### OBJECTIVE
Check every line below for the word "music" and show those that hold it.

### AVAILABLE DATA
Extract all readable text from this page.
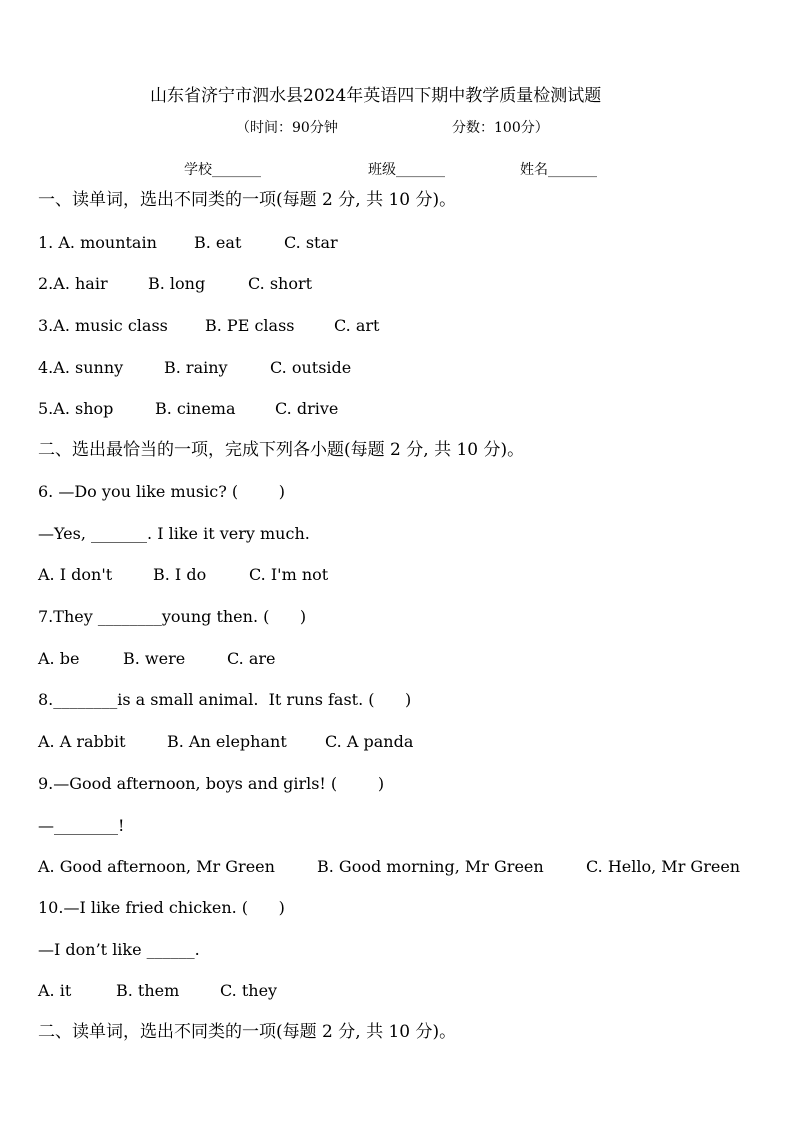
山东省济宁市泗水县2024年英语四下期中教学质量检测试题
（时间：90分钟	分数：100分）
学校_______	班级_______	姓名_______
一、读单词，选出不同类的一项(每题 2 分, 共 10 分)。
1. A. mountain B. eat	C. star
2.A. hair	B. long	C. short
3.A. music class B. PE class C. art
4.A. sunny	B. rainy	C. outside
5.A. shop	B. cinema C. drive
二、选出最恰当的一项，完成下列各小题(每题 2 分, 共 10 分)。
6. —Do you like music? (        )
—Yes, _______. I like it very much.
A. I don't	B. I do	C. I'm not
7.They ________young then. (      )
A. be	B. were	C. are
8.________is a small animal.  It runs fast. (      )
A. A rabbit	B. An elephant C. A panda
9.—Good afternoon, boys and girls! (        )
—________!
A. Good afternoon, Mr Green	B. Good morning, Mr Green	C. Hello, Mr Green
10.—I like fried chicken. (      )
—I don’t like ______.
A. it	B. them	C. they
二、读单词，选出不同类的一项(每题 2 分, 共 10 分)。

* * *

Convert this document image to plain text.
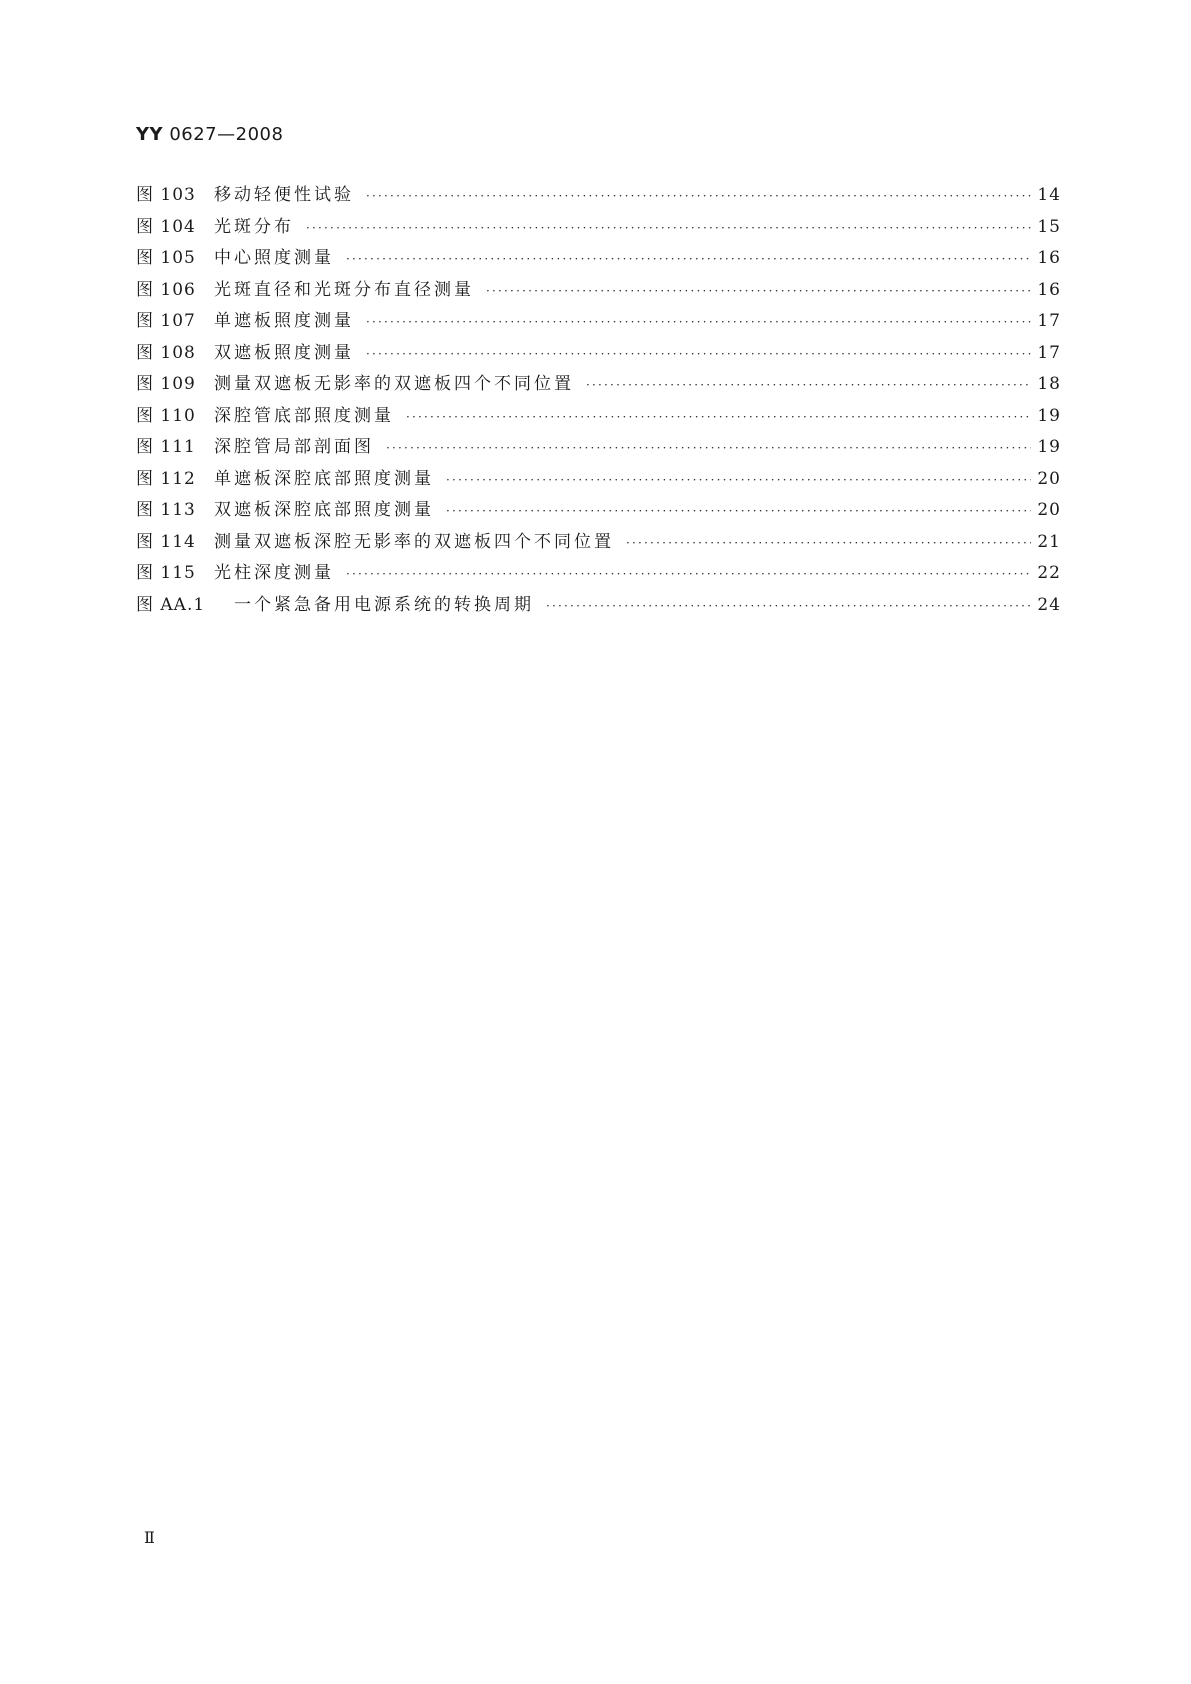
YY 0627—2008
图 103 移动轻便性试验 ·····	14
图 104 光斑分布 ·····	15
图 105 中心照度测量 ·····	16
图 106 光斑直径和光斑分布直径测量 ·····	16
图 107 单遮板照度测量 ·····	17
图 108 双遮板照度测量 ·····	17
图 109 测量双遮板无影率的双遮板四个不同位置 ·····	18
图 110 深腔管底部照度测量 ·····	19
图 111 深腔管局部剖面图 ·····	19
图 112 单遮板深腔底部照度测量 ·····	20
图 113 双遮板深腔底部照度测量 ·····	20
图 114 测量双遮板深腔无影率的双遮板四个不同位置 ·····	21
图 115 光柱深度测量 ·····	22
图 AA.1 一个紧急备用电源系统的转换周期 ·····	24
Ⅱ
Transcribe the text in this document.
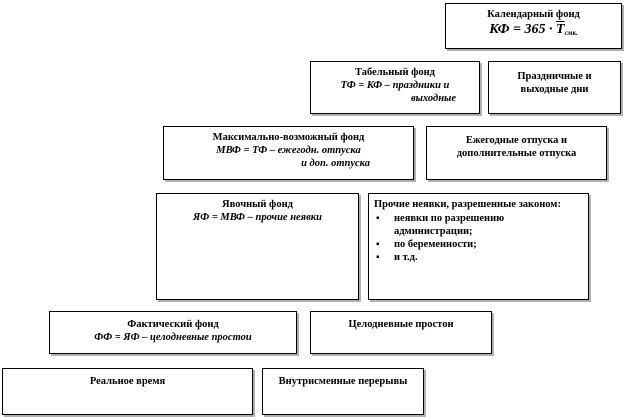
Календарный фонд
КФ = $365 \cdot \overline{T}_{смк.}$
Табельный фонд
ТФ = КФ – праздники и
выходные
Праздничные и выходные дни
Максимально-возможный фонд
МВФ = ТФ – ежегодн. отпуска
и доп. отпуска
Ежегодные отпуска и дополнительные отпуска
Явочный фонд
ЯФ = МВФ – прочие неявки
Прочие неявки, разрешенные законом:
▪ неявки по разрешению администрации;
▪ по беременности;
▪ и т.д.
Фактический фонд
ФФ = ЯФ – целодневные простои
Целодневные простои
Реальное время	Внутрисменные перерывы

### EXPECTED ANSWER
3.A. music class B. PE class C. art
6. —Do you like music? (        )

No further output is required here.